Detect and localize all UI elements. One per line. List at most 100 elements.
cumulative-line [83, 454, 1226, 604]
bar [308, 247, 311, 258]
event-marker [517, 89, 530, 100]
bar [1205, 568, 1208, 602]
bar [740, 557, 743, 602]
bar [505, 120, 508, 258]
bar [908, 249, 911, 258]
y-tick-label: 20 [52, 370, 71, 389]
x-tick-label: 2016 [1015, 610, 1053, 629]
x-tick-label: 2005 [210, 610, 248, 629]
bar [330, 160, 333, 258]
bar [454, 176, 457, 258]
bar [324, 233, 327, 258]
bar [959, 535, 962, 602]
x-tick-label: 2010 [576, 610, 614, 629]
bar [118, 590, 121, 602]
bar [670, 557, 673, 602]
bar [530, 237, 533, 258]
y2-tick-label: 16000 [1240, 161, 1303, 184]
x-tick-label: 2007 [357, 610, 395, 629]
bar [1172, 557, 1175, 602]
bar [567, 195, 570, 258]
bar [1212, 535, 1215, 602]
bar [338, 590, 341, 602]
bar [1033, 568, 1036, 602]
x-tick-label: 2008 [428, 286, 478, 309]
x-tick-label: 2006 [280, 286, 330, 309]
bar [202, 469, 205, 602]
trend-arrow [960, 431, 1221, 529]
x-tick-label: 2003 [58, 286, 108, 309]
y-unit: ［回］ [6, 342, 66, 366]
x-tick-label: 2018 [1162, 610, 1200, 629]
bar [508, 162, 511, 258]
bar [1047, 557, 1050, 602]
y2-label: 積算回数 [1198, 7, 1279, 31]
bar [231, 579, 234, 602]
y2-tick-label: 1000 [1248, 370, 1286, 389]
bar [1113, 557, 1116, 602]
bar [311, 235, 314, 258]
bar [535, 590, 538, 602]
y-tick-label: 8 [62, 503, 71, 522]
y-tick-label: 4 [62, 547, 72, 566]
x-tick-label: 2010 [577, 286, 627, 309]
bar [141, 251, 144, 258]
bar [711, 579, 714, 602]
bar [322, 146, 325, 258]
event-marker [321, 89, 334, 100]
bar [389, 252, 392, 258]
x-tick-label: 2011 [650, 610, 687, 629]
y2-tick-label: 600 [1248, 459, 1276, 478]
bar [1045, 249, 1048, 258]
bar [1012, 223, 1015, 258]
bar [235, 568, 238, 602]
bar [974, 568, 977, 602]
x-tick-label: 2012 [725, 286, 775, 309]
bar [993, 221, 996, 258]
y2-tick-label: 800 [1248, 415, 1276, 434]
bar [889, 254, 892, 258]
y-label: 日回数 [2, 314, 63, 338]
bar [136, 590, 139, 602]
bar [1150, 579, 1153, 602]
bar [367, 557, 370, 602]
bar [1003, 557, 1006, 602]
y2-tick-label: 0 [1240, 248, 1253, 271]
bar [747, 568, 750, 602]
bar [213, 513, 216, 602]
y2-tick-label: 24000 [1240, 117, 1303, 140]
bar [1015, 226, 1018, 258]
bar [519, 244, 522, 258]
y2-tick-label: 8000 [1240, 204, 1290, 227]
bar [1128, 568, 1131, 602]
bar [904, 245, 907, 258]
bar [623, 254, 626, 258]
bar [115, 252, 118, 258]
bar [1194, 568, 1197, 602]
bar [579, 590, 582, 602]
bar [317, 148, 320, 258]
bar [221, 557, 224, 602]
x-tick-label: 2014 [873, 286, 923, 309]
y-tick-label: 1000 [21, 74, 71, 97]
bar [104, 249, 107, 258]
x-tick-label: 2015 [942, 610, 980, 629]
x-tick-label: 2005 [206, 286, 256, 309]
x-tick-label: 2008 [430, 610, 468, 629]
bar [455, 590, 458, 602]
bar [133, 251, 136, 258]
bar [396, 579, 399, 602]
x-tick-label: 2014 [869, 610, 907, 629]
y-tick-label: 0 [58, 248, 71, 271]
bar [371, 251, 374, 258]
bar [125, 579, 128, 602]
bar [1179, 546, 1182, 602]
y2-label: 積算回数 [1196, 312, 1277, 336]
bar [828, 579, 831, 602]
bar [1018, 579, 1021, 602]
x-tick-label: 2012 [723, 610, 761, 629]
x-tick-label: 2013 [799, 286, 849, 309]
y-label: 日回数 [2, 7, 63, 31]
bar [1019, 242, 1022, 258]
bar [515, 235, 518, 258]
────────────────
**EXERCISE DIRECTIONS:** Find every line above that contains the string "積算回数", and copy each one in full. Case counts when matching.

**COMPLETE RESPONSE:**
y2-label: 積算回数 [1198, 7, 1279, 31]
y2-label: 積算回数 [1196, 312, 1277, 336]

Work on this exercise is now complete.